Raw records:
* * * * *

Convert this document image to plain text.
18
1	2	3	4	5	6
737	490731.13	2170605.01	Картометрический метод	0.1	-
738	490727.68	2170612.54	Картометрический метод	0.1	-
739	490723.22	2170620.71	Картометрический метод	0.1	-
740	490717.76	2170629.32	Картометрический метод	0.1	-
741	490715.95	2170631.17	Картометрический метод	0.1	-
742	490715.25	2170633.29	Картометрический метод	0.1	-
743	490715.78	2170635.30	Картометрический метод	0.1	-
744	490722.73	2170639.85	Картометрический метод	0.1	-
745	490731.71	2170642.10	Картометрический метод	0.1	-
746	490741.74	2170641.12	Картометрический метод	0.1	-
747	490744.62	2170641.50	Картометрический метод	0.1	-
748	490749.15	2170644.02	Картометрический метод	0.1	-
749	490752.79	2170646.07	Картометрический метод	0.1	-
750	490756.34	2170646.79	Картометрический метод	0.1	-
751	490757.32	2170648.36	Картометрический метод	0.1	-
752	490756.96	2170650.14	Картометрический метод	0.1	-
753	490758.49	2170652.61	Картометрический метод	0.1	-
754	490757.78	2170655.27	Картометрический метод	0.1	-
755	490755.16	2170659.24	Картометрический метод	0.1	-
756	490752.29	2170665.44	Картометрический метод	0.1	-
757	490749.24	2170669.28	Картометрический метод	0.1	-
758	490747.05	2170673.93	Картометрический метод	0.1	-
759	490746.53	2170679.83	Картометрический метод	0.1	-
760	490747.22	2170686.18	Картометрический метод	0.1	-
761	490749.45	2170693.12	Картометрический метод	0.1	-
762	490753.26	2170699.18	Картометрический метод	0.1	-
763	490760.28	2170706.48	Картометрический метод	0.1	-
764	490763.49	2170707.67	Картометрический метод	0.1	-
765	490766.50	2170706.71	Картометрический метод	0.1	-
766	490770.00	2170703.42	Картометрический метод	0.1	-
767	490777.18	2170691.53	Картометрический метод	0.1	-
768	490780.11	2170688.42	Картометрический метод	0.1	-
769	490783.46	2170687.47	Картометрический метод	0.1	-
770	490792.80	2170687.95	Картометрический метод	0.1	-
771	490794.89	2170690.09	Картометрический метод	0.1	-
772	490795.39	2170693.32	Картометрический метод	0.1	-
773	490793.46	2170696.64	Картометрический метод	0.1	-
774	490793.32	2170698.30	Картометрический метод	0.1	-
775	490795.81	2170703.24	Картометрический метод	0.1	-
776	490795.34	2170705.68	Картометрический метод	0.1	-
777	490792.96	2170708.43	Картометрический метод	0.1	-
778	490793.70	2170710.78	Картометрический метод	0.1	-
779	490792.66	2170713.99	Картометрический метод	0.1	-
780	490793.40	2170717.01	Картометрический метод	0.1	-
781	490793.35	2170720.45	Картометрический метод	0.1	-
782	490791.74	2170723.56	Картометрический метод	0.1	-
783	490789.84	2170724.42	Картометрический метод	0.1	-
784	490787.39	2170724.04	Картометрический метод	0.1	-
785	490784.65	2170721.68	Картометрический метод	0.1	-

* * * * *

Copy the material above verbatim.

Convert this document image to plain text.
18
1	2	3	4	5	6
737	490731.13	2170605.01	Картометрический метод	0.1	-
738	490727.68	2170612.54	Картометрический метод	0.1	-
739	490723.22	2170620.71	Картометрический метод	0.1	-
740	490717.76	2170629.32	Картометрический метод	0.1	-
741	490715.95	2170631.17	Картометрический метод	0.1	-
742	490715.25	2170633.29	Картометрический метод	0.1	-
743	490715.78	2170635.30	Картометрический метод	0.1	-
744	490722.73	2170639.85	Картометрический метод	0.1	-
745	490731.71	2170642.10	Картометрический метод	0.1	-
746	490741.74	2170641.12	Картометрический метод	0.1	-
747	490744.62	2170641.50	Картометрический метод	0.1	-
748	490749.15	2170644.02	Картометрический метод	0.1	-
749	490752.79	2170646.07	Картометрический метод	0.1	-
750	490756.34	2170646.79	Картометрический метод	0.1	-
751	490757.32	2170648.36	Картометрический метод	0.1	-
752	490756.96	2170650.14	Картометрический метод	0.1	-
753	490758.49	2170652.61	Картометрический метод	0.1	-
754	490757.78	2170655.27	Картометрический метод	0.1	-
755	490755.16	2170659.24	Картометрический метод	0.1	-
756	490752.29	2170665.44	Картометрический метод	0.1	-
757	490749.24	2170669.28	Картометрический метод	0.1	-
758	490747.05	2170673.93	Картометрический метод	0.1	-
759	490746.53	2170679.83	Картометрический метод	0.1	-
760	490747.22	2170686.18	Картометрический метод	0.1	-
761	490749.45	2170693.12	Картометрический метод	0.1	-
762	490753.26	2170699.18	Картометрический метод	0.1	-
763	490760.28	2170706.48	Картометрический метод	0.1	-
764	490763.49	2170707.67	Картометрический метод	0.1	-
765	490766.50	2170706.71	Картометрический метод	0.1	-
766	490770.00	2170703.42	Картометрический метод	0.1	-
767	490777.18	2170691.53	Картометрический метод	0.1	-
768	490780.11	2170688.42	Картометрический метод	0.1	-
769	490783.46	2170687.47	Картометрический метод	0.1	-
770	490792.80	2170687.95	Картометрический метод	0.1	-
771	490794.89	2170690.09	Картометрический метод	0.1	-
772	490795.39	2170693.32	Картометрический метод	0.1	-
773	490793.46	2170696.64	Картометрический метод	0.1	-
774	490793.32	2170698.30	Картометрический метод	0.1	-
775	490795.81	2170703.24	Картометрический метод	0.1	-
776	490795.34	2170705.68	Картометрический метод	0.1	-
777	490792.96	2170708.43	Картометрический метод	0.1	-
778	490793.70	2170710.78	Картометрический метод	0.1	-
779	490792.66	2170713.99	Картометрический метод	0.1	-
780	490793.40	2170717.01	Картометрический метод	0.1	-
781	490793.35	2170720.45	Картометрический метод	0.1	-
782	490791.74	2170723.56	Картометрический метод	0.1	-
783	490789.84	2170724.42	Картометрический метод	0.1	-
784	490787.39	2170724.04	Картометрический метод	0.1	-
785	490784.65	2170721.68	Картометрический метод	0.1	-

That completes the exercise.